Am 11.10.2018 um 05:01 schrieb Zhang, Xuefu <xuef...@alibaba-inc.com>:
Hi Fabian/Vno,
Thank you very much for your encouragement inquiry. Sorry that I didn't see
Fabian's email until I read Vino's response just now. (Somehow Fabian's went to
the spam folder.)
My proposal contains long-term and short-terms goals. Nevertheless, the effort
will focus on the following areas, including Fabian's list:
1. Hive metastore connectivity - This covers both read/write access, which
means Flink can make full use of Hive's metastore as its catalog (at least for
the batch but can extend for streaming as well).
2. Metadata compatibility - Objects (databases, tables, partitions, etc)
created by Hive can be understood by Flink and the reverse direction is true
also.
3. Data compatibility - Similar to #2, data produced by Hive can be consumed by
Flink and vise versa.
4. Support Hive UDFs - For all Hive's native udfs, Flink either provides its
own implementation or make Hive's implementation work in Flink. Further, for
user created UDFs in Hive, Flink SQL should provide a mechanism allowing user
to import them into Flink without any code change required.
5. Data types - Flink SQL should support all data types that are available in
Hive.
6. SQL Language - Flink SQL should support SQL standard (such as SQL2003) with
extension to support Hive's syntax and language features, around DDL, DML, and
SELECT queries.
7. SQL CLI - this is currently developing in Flink but more effort is needed.
8. Server - provide a server that's compatible with Hive's HiverServer2 in
thrift APIs, such that HiveServer2 users can reuse their existing client (such
as beeline) but connect to Flink's thrift server instead.
9. JDBC/ODBC drivers - Flink may provide its own JDBC/ODBC drivers for other
application to use to connect to its thrift server
10. Support other user's customizations in Hive, such as Hive Serdes, storage
handlers, etc.
11. Better task failure tolerance and task scheduling at Flink runtime.
As you can see, achieving all those requires significant effort and across all
layers in Flink. However, a short-term goal could include only core areas
(such as 1, 2, 4, 5, 6, 7) or start at a smaller scope (such as #3, #6).

SUPPLIED MATERIAL:

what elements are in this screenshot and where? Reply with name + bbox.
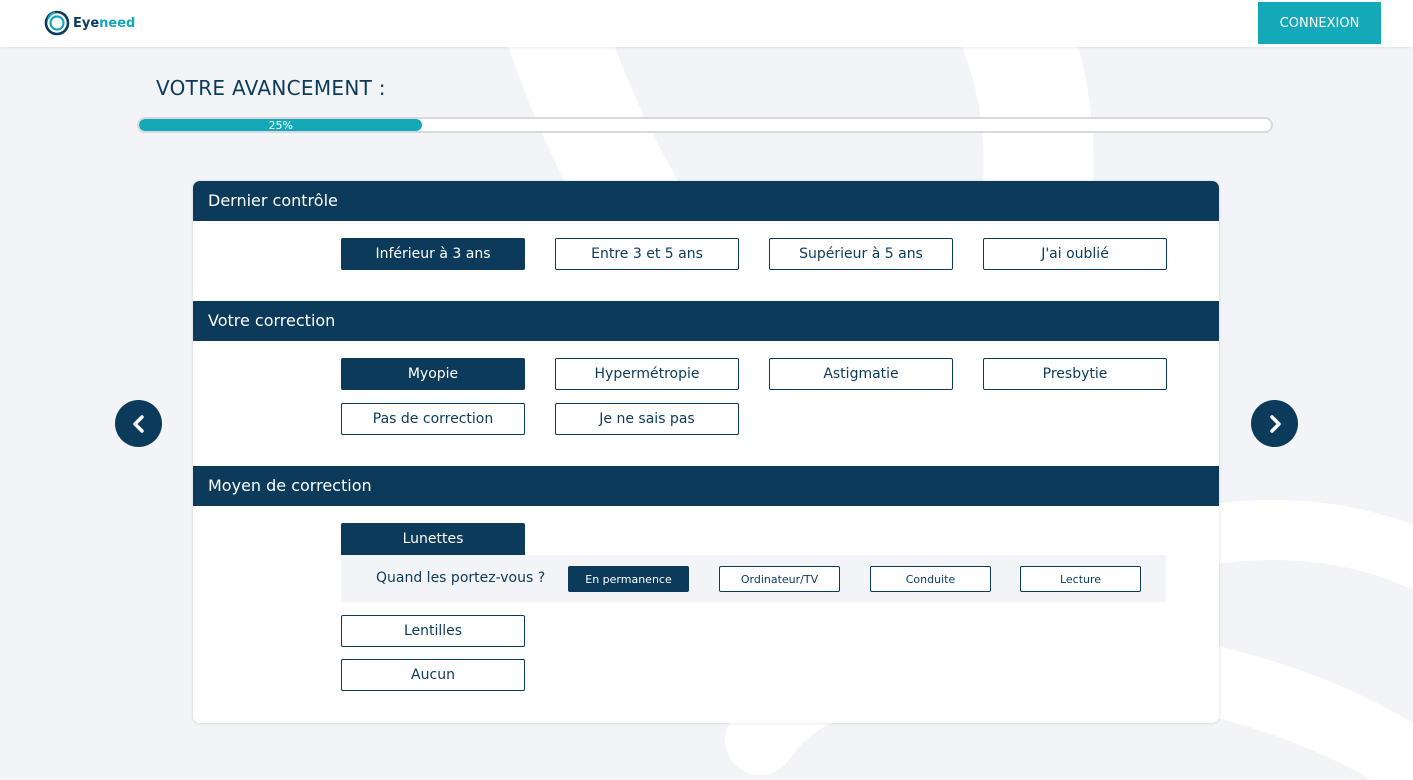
option-forgot[interactable]: J'ai oublié: [983, 238, 1167, 270]
previous-step-button[interactable]: [115, 400, 162, 447]
option-more-than-5-years[interactable]: Supérieur à 5 ans: [769, 238, 953, 270]
logo-text-suffix: need: [99, 15, 136, 31]
logo-eye-icon: [44, 10, 70, 36]
glasses-usage-panel: Quand les portez-vous ? En permanence Or…: [341, 555, 1166, 602]
option-3-to-5-years[interactable]: Entre 3 et 5 ans: [555, 238, 739, 270]
option-myopia[interactable]: Myopie: [341, 358, 525, 390]
option-driving[interactable]: Conduite: [870, 566, 991, 592]
option-permanent[interactable]: En permanence: [568, 566, 689, 592]
section-title-correction-means: Moyen de correction: [193, 466, 1219, 506]
option-glasses[interactable]: Lunettes: [341, 523, 525, 555]
chevron-right-icon: [1269, 414, 1281, 433]
option-no-correction[interactable]: Pas de correction: [341, 403, 525, 435]
option-less-than-3-years[interactable]: Inférieur à 3 ans: [341, 238, 525, 270]
progress-title: VOTRE AVANCEMENT :: [156, 76, 386, 100]
chevron-left-icon: [132, 414, 144, 433]
progress-percent-label: 25%: [268, 119, 293, 132]
option-reading[interactable]: Lecture: [1020, 566, 1141, 592]
eyeneed-logo[interactable]: Eyeneed: [44, 10, 135, 36]
next-step-button[interactable]: [1251, 400, 1298, 447]
glasses-usage-question: Quand les portez-vous ?: [376, 570, 546, 586]
option-dont-know[interactable]: Je ne sais pas: [555, 403, 739, 435]
option-astigmatism[interactable]: Astigmatie: [769, 358, 953, 390]
logo-text: Eyeneed: [73, 16, 135, 31]
option-computer-tv[interactable]: Ordinateur/TV: [719, 566, 840, 592]
option-hyperopia[interactable]: Hypermétropie: [555, 358, 739, 390]
option-presbyopia[interactable]: Presbytie: [983, 358, 1167, 390]
section-title-last-checkup: Dernier contrôle: [193, 181, 1219, 221]
questionnaire-card: Dernier contrôle Inférieur à 3 ans Entre…: [193, 181, 1219, 723]
login-button[interactable]: CONNEXION: [1258, 2, 1381, 44]
section-title-correction: Votre correction: [193, 301, 1219, 341]
option-none[interactable]: Aucun: [341, 659, 525, 691]
top-navbar: Eyeneed CONNEXION: [0, 0, 1413, 47]
progress-bar: 25%: [137, 117, 1273, 133]
logo-text-prefix: Eye: [73, 15, 100, 31]
option-contact-lenses[interactable]: Lentilles: [341, 615, 525, 647]
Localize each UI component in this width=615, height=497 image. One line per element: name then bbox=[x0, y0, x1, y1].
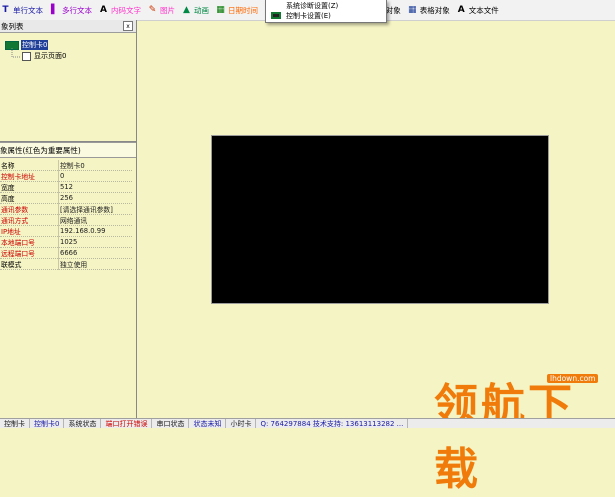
close-icon[interactable]: x bbox=[123, 21, 133, 31]
font-a-icon: A bbox=[100, 5, 107, 15]
property-value[interactable]: 独立使用 bbox=[58, 258, 132, 270]
card-settings-icon bbox=[266, 12, 286, 19]
tb-label: 动画 bbox=[194, 5, 209, 15]
tb-label: 表格对象 bbox=[419, 5, 450, 15]
property-row[interactable]: 高度 256 bbox=[0, 192, 132, 204]
property-row[interactable]: 通讯参数 [请选择通讯参数] bbox=[0, 203, 132, 215]
property-key: 联模式 bbox=[0, 258, 59, 270]
tb-label: 内码文字 bbox=[111, 5, 141, 15]
property-row[interactable]: 通讯方式 网络通讯 bbox=[0, 214, 132, 226]
tb-table-object[interactable]: ▦ 表格对象 bbox=[407, 5, 450, 16]
property-value[interactable]: 6666 bbox=[58, 247, 132, 259]
font-a-icon: A bbox=[457, 5, 465, 15]
menu-item-label: 控制卡设置(E) bbox=[286, 11, 331, 20]
tb-label: 日期时间 bbox=[228, 5, 258, 15]
tb-label: 图片 bbox=[160, 5, 175, 15]
property-row[interactable]: IP地址 192.168.0.99 bbox=[0, 225, 132, 237]
property-row[interactable]: 本地端口号 1025 bbox=[0, 236, 132, 248]
tree-node-label: 控制卡0 bbox=[21, 40, 49, 50]
properties-header: 象属性(红色为重要属性) bbox=[0, 142, 136, 158]
left-panel: 象列表 x 控制卡0 显示页面0 象属性(红色为重要属性) 名称 控制卡0 控制卡地… bbox=[0, 20, 137, 418]
tb-internal-code-text[interactable]: A 内码文字 bbox=[98, 5, 141, 16]
display-preview-canvas[interactable] bbox=[211, 135, 549, 304]
tb-animation[interactable]: ▲ 动画 bbox=[181, 5, 209, 16]
properties-title: 象属性(红色为重要属性) bbox=[0, 145, 81, 155]
tree-connector bbox=[11, 48, 20, 58]
tb-label: 多行文本 bbox=[62, 5, 92, 15]
text-t-icon: T bbox=[2, 5, 9, 15]
tree-node-page0[interactable]: 显示页面0 bbox=[22, 51, 66, 61]
property-key: 远程端口号 bbox=[0, 247, 59, 259]
tb-datetime[interactable]: ▦ 日期时间 bbox=[215, 5, 258, 16]
property-key: IP地址 bbox=[0, 225, 59, 237]
tree-node-label: 显示页面0 bbox=[34, 52, 67, 60]
settings-dropdown-menu: 系统诊断设置(Z) 控制卡设置(E) bbox=[265, 0, 387, 23]
property-key: 通讯参数 bbox=[0, 203, 59, 215]
property-row[interactable]: 远程端口号 6666 bbox=[0, 247, 132, 259]
animation-icon: ▲ bbox=[183, 5, 190, 15]
display-page-icon bbox=[22, 51, 31, 61]
property-key: 本地端口号 bbox=[0, 236, 59, 248]
property-value[interactable]: 1025 bbox=[58, 236, 132, 248]
property-value[interactable]: 256 bbox=[58, 192, 132, 204]
property-value[interactable]: [请选择通讯参数] bbox=[58, 203, 132, 215]
property-row[interactable]: 控制卡地址 0 bbox=[0, 170, 132, 182]
property-key: 控制卡地址 bbox=[0, 170, 59, 182]
object-list-title: 象列表 bbox=[1, 21, 24, 31]
tb-text-file[interactable]: A 文本文件 bbox=[456, 5, 499, 16]
property-key: 名称 bbox=[0, 160, 59, 171]
property-key: 高度 bbox=[0, 192, 59, 204]
tb-single-line-text[interactable]: T 单行文本 bbox=[0, 5, 43, 16]
tb-label: 单行文本 bbox=[13, 5, 43, 15]
property-row[interactable]: 联模式 独立使用 bbox=[0, 258, 132, 270]
property-row[interactable]: 名称 控制卡0 bbox=[0, 160, 132, 171]
property-value[interactable]: 控制卡0 bbox=[58, 160, 132, 171]
properties-table: 名称 控制卡0 控制卡地址 0 宽度 512 高度 256 通讯参数 [请选择通讯参数] 通讯方式网… bbox=[0, 160, 132, 270]
calendar-icon: ▦ bbox=[216, 5, 225, 15]
table-icon: ▦ bbox=[408, 5, 417, 15]
property-row[interactable]: 宽度 512 bbox=[0, 181, 132, 193]
property-value[interactable]: 192.168.0.99 bbox=[58, 225, 132, 237]
property-value[interactable]: 网络通讯 bbox=[58, 214, 132, 226]
object-tree: 控制卡0 显示页面0 bbox=[0, 33, 136, 142]
menu-item-label: 系统诊断设置(Z) bbox=[286, 1, 339, 10]
tb-image[interactable]: ✎ 图片 bbox=[147, 5, 175, 16]
property-value[interactable]: 0 bbox=[58, 170, 132, 182]
watermark-logo: 领航下载 bbox=[434, 380, 575, 495]
image-icon: ✎ bbox=[148, 5, 157, 15]
watermark-url: lhdown.com bbox=[547, 374, 599, 383]
tb-label: 文本文件 bbox=[468, 5, 499, 15]
tb-multi-line-text[interactable]: ▌ 多行文本 bbox=[49, 5, 92, 16]
object-list-header: 象列表 x bbox=[0, 20, 136, 33]
menu-item-card-settings[interactable]: 控制卡设置(E) bbox=[266, 10, 386, 21]
property-key: 宽度 bbox=[0, 181, 59, 193]
property-key: 通讯方式 bbox=[0, 214, 59, 226]
property-value[interactable]: 512 bbox=[58, 181, 132, 193]
multiline-text-icon: ▌ bbox=[51, 5, 58, 15]
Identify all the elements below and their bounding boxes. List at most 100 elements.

DIRECTIVE:
Write the next part of the email on Hive integration in Flink, starting after its final sentence. The data is separate material and is not part of the email on Hive integration in Flink.

TASK OUTPUT:
Please share your further thoughts. If we generally agree that this is the
right direction, I could come up with a formal proposal quickly and then we can
follow up with broader discussions.
Thanks,
Xuefu
------------------------------------------------------------------
Sender:vino yang <yanghua1...@gmail.com>
Sent at:2018 Oct 11 (Thu) 09:45
Recipient:Fabian Hueske <fhue...@gmail.com>
Cc:dev <d...@flink.apache.org>; Xuefu <xuef...@alibaba-inc.com>; user
<user@flink.apache.org>
Subject:Re: [DISCUSS] Integrate Flink SQL well with Hive ecosystem
Hi Xuefu,
Appreciate this proposal, and like Fabian, it would look better if you can give
more details of the plan.
Thanks, vino.
Fabian Hueske <fhue...@gmail.com> 于2018年10月10日周三 下午5:27写道:
Hi Xuefu,
Welcome to the Flink community and thanks for starting this discussion! Better
Hive integration would be really great!
Can you go into details of what you are proposing? I can think of a couple ways
to improve Flink in that regard:
* Support for Hive UDFs
* Support for Hive metadata catalog
* Support for HiveQL syntax
* ???
Best, Fabian
Am Di., 9. Okt. 2018 um 19:22 Uhr schrieb Zhang, Xuefu
<xuef...@alibaba-inc.com>:
Hi all,
Along with the community's effort, inside Alibaba we have explored Flink's
potential as an execution engine not just for stream processing but also for
batch processing. We are encouraged by our findings and have initiated our
effort to make Flink's SQL capabilities full-fledged. When comparing what's
available in Flink to the offerings from competitive data processing engines,
we identified a major gap in Flink: a well integration with Hive ecosystem.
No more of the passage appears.